TASK DIRECTIONS:
From the listing below, select every line where the word "Math" appears.

┏━━

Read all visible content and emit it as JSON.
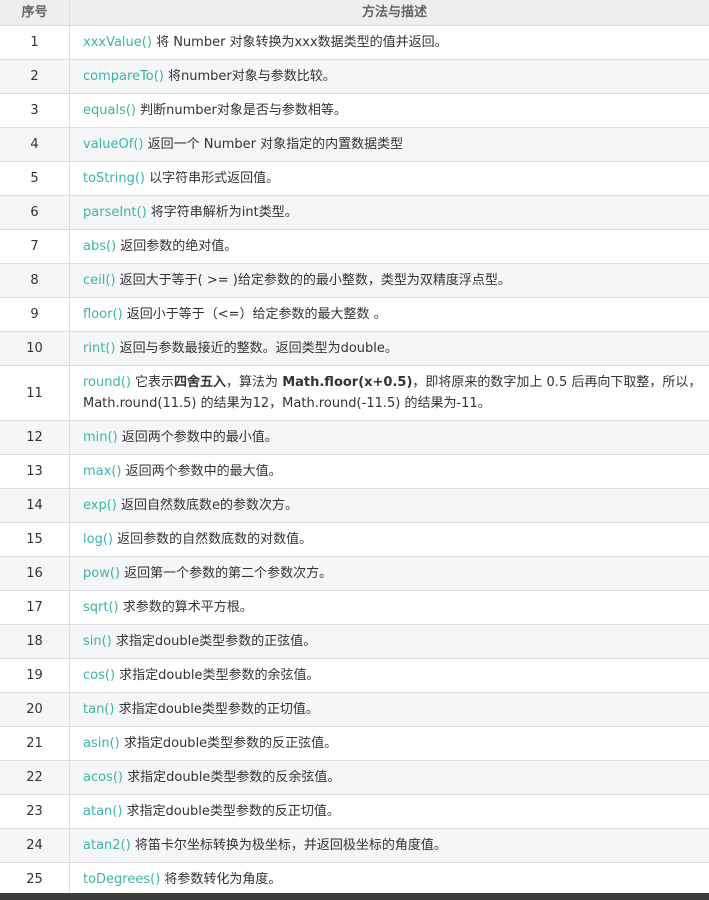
{
  "header": {
    "num": "序号",
    "desc": "方法与描述"
  },
  "rows": [
    {
      "num": "1",
      "method": "xxxValue()",
      "text": " 将 Number 对象转换为xxx数据类型的值并返回。"
    },
    {
      "num": "2",
      "method": "compareTo()",
      "text": " 将number对象与参数比较。"
    },
    {
      "num": "3",
      "method": "equals()",
      "text": " 判断number对象是否与参数相等。"
    },
    {
      "num": "4",
      "method": "valueOf()",
      "text": " 返回一个 Number 对象指定的内置数据类型"
    },
    {
      "num": "5",
      "method": "toString()",
      "text": " 以字符串形式返回值。"
    },
    {
      "num": "6",
      "method": "parseInt()",
      "text": " 将字符串解析为int类型。"
    },
    {
      "num": "7",
      "method": "abs()",
      "text": " 返回参数的绝对值。"
    },
    {
      "num": "8",
      "method": "ceil()",
      "text": " 返回大于等于( >= )给定参数的的最小整数，类型为双精度浮点型。"
    },
    {
      "num": "9",
      "method": "floor()",
      "text": " 返回小于等于（<=）给定参数的最大整数 。"
    },
    {
      "num": "10",
      "method": "rint()",
      "text": " 返回与参数最接近的整数。返回类型为double。"
    },
    {
      "num": "11",
      "method": "round()",
      "t1": " 它表示",
      "b1": "四舍五入",
      "t2": "，算法为 ",
      "b2": "Math.floor(x+0.5)",
      "t3": "，即将原来的数字加上 0.5 后再向下取整，所以，",
      "line2": "Math.round(11.5) 的结果为12，Math.round(-11.5) 的结果为-11。"
    },
    {
      "num": "12",
      "method": "min()",
      "text": " 返回两个参数中的最小值。"
    },
    {
      "num": "13",
      "method": "max()",
      "text": " 返回两个参数中的最大值。"
    },
    {
      "num": "14",
      "method": "exp()",
      "text": " 返回自然数底数e的参数次方。"
    },
    {
      "num": "15",
      "method": "log()",
      "text": " 返回参数的自然数底数的对数值。"
    },
    {
      "num": "16",
      "method": "pow()",
      "text": " 返回第一个参数的第二个参数次方。"
    },
    {
      "num": "17",
      "method": "sqrt()",
      "text": " 求参数的算术平方根。"
    },
    {
      "num": "18",
      "method": "sin()",
      "text": " 求指定double类型参数的正弦值。"
    },
    {
      "num": "19",
      "method": "cos()",
      "text": " 求指定double类型参数的余弦值。"
    },
    {
      "num": "20",
      "method": "tan()",
      "text": " 求指定double类型参数的正切值。"
    },
    {
      "num": "21",
      "method": "asin()",
      "text": " 求指定double类型参数的反正弦值。"
    },
    {
      "num": "22",
      "method": "acos()",
      "text": " 求指定double类型参数的反余弦值。"
    },
    {
      "num": "23",
      "method": "atan()",
      "text": " 求指定double类型参数的反正切值。"
    },
    {
      "num": "24",
      "method": "atan2()",
      "text": " 将笛卡尔坐标转换为极坐标，并返回极坐标的角度值。"
    },
    {
      "num": "25",
      "method": "toDegrees()",
      "text": " 将参数转化为角度。"
    }
  ]
}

┗━━

RESPONSE BELOW:
      "b2": "Math.floor(x+0.5)",
      "line2": "Math.round(11.5) 的结果为12，Math.round(-11.5) 的结果为-11。"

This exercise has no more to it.